* AIM OF THE EXERCISE
An exact copy of every record is needed.

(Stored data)
• • • •

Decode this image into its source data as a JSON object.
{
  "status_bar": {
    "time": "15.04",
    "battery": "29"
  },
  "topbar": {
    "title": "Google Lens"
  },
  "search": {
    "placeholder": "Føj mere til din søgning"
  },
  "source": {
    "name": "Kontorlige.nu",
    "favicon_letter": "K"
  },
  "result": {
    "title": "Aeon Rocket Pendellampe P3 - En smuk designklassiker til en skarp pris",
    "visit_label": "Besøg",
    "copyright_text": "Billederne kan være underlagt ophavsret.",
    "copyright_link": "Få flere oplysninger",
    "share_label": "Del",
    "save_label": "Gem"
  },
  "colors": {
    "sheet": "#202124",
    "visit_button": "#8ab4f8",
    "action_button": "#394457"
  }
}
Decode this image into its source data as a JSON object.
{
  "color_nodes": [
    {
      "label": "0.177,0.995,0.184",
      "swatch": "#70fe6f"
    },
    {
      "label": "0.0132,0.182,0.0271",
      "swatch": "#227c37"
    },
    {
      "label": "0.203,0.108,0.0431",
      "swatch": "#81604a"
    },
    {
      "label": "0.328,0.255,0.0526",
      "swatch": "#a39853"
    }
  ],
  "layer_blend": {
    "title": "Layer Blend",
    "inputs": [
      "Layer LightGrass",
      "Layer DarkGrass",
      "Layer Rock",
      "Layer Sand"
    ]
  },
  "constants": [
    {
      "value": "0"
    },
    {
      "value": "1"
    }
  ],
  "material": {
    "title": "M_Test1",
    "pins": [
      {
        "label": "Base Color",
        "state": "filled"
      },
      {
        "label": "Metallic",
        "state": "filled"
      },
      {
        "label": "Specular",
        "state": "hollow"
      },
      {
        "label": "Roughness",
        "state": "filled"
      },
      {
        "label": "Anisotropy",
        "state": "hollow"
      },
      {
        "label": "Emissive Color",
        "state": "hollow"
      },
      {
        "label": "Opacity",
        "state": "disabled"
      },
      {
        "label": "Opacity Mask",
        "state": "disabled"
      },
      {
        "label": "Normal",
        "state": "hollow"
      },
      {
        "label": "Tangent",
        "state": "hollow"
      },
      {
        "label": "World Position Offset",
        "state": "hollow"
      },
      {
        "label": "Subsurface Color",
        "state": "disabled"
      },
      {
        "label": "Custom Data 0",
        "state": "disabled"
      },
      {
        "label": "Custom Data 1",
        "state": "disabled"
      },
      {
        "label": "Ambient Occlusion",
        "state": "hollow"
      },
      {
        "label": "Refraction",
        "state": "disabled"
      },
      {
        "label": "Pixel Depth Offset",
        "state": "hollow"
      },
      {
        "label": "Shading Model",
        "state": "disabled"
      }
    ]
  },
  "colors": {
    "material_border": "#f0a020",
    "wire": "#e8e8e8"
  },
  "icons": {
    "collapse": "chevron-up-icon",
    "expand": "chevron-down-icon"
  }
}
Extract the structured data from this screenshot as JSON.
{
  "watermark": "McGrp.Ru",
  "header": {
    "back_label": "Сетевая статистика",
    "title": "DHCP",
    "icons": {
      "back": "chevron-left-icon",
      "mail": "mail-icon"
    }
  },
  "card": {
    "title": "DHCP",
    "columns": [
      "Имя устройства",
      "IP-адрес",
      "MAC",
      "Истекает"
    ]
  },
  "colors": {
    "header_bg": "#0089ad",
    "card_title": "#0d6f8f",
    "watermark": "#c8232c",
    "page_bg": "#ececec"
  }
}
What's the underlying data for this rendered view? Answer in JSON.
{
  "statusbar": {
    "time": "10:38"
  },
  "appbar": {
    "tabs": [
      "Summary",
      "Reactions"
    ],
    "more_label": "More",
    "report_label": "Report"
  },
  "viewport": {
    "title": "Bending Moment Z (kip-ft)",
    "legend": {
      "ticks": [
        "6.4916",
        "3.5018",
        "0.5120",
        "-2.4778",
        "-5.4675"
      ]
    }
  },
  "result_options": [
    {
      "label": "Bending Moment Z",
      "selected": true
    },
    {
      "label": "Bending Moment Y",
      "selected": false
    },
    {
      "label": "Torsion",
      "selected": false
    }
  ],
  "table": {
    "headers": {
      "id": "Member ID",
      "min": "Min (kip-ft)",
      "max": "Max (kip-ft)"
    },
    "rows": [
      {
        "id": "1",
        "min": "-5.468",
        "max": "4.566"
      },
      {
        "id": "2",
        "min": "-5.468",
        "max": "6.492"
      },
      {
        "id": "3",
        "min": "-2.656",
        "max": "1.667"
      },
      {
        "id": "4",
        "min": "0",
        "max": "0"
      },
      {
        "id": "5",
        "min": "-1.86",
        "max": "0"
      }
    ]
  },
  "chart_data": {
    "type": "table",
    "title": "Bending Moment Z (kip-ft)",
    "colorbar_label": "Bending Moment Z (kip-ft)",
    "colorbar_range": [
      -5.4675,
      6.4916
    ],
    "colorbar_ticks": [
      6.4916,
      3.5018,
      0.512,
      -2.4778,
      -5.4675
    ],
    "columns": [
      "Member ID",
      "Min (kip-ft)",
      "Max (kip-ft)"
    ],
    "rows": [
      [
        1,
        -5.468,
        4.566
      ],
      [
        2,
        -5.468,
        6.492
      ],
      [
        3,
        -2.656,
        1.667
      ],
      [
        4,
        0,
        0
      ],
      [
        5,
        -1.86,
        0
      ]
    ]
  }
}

• • • •

* EXERCISE RESULT
Decode this image into its source data as a JSON object.
{
  "status_bar": {
    "time": "15.04",
    "battery": "29"
  },
  "topbar": {
    "title": "Google Lens"
  },
  "search": {
    "placeholder": "Føj mere til din søgning"
  },
  "source": {
    "name": "Kontorlige.nu",
    "favicon_letter": "K"
  },
  "result": {
    "title": "Aeon Rocket Pendellampe P3 - En smuk designklassiker til en skarp pris",
    "visit_label": "Besøg",
    "copyright_text": "Billederne kan være underlagt ophavsret.",
    "copyright_link": "Få flere oplysninger",
    "share_label": "Del",
    "save_label": "Gem"
  },
  "colors": {
    "sheet": "#202124",
    "visit_button": "#8ab4f8",
    "action_button": "#394457"
  }
}
Decode this image into its source data as a JSON object.
{
  "color_nodes": [
    {
      "label": "0.177,0.995,0.184",
      "swatch": "#70fe6f"
    },
    {
      "label": "0.0132,0.182,0.0271",
      "swatch": "#227c37"
    },
    {
      "label": "0.203,0.108,0.0431",
      "swatch": "#81604a"
    },
    {
      "label": "0.328,0.255,0.0526",
      "swatch": "#a39853"
    }
  ],
  "layer_blend": {
    "title": "Layer Blend",
    "inputs": [
      "Layer LightGrass",
      "Layer DarkGrass",
      "Layer Rock",
      "Layer Sand"
    ]
  },
  "constants": [
    {
      "value": "0"
    },
    {
      "value": "1"
    }
  ],
  "material": {
    "title": "M_Test1",
    "pins": [
      {
        "label": "Base Color",
        "state": "filled"
      },
      {
        "label": "Metallic",
        "state": "filled"
      },
      {
        "label": "Specular",
        "state": "hollow"
      },
      {
        "label": "Roughness",
        "state": "filled"
      },
      {
        "label": "Anisotropy",
        "state": "hollow"
      },
      {
        "label": "Emissive Color",
        "state": "hollow"
      },
      {
        "label": "Opacity",
        "state": "disabled"
      },
      {
        "label": "Opacity Mask",
        "state": "disabled"
      },
      {
        "label": "Normal",
        "state": "hollow"
      },
      {
        "label": "Tangent",
        "state": "hollow"
      },
      {
        "label": "World Position Offset",
        "state": "hollow"
      },
      {
        "label": "Subsurface Color",
        "state": "disabled"
      },
      {
        "label": "Custom Data 0",
        "state": "disabled"
      },
      {
        "label": "Custom Data 1",
        "state": "disabled"
      },
      {
        "label": "Ambient Occlusion",
        "state": "hollow"
      },
      {
        "label": "Refraction",
        "state": "disabled"
      },
      {
        "label": "Pixel Depth Offset",
        "state": "hollow"
      },
      {
        "label": "Shading Model",
        "state": "disabled"
      }
    ]
  },
  "colors": {
    "material_border": "#f0a020",
    "wire": "#e8e8e8"
  },
  "icons": {
    "collapse": "chevron-up-icon",
    "expand": "chevron-down-icon"
  }
}
Extract the structured data from this screenshot as JSON.
{
  "watermark": "McGrp.Ru",
  "header": {
    "back_label": "Сетевая статистика",
    "title": "DHCP",
    "icons": {
      "back": "chevron-left-icon",
      "mail": "mail-icon"
    }
  },
  "card": {
    "title": "DHCP",
    "columns": [
      "Имя устройства",
      "IP-адрес",
      "MAC",
      "Истекает"
    ]
  },
  "colors": {
    "header_bg": "#0089ad",
    "card_title": "#0d6f8f",
    "watermark": "#c8232c",
    "page_bg": "#ececec"
  }
}
What's the underlying data for this rendered view? Answer in JSON.
{
  "statusbar": {
    "time": "10:38"
  },
  "appbar": {
    "tabs": [
      "Summary",
      "Reactions"
    ],
    "more_label": "More",
    "report_label": "Report"
  },
  "viewport": {
    "title": "Bending Moment Z (kip-ft)",
    "legend": {
      "ticks": [
        "6.4916",
        "3.5018",
        "0.5120",
        "-2.4778",
        "-5.4675"
      ]
    }
  },
  "result_options": [
    {
      "label": "Bending Moment Z",
      "selected": true
    },
    {
      "label": "Bending Moment Y",
      "selected": false
    },
    {
      "label": "Torsion",
      "selected": false
    }
  ],
  "table": {
    "headers": {
      "id": "Member ID",
      "min": "Min (kip-ft)",
      "max": "Max (kip-ft)"
    },
    "rows": [
      {
        "id": "1",
        "min": "-5.468",
        "max": "4.566"
      },
      {
        "id": "2",
        "min": "-5.468",
        "max": "6.492"
      },
      {
        "id": "3",
        "min": "-2.656",
        "max": "1.667"
      },
      {
        "id": "4",
        "min": "0",
        "max": "0"
      },
      {
        "id": "5",
        "min": "-1.86",
        "max": "0"
      }
    ]
  },
  "chart_data": {
    "type": "table",
    "title": "Bending Moment Z (kip-ft)",
    "colorbar_label": "Bending Moment Z (kip-ft)",
    "colorbar_range": [
      -5.4675,
      6.4916
    ],
    "colorbar_ticks": [
      6.4916,
      3.5018,
      0.512,
      -2.4778,
      -5.4675
    ],
    "columns": [
      "Member ID",
      "Min (kip-ft)",
      "Max (kip-ft)"
    ],
    "rows": [
      [
        1,
        -5.468,
        4.566
      ],
      [
        2,
        -5.468,
        6.492
      ],
      [
        3,
        -2.656,
        1.667
      ],
      [
        4,
        0,
        0
      ],
      [
        5,
        -1.86,
        0
      ]
    ]
  }
}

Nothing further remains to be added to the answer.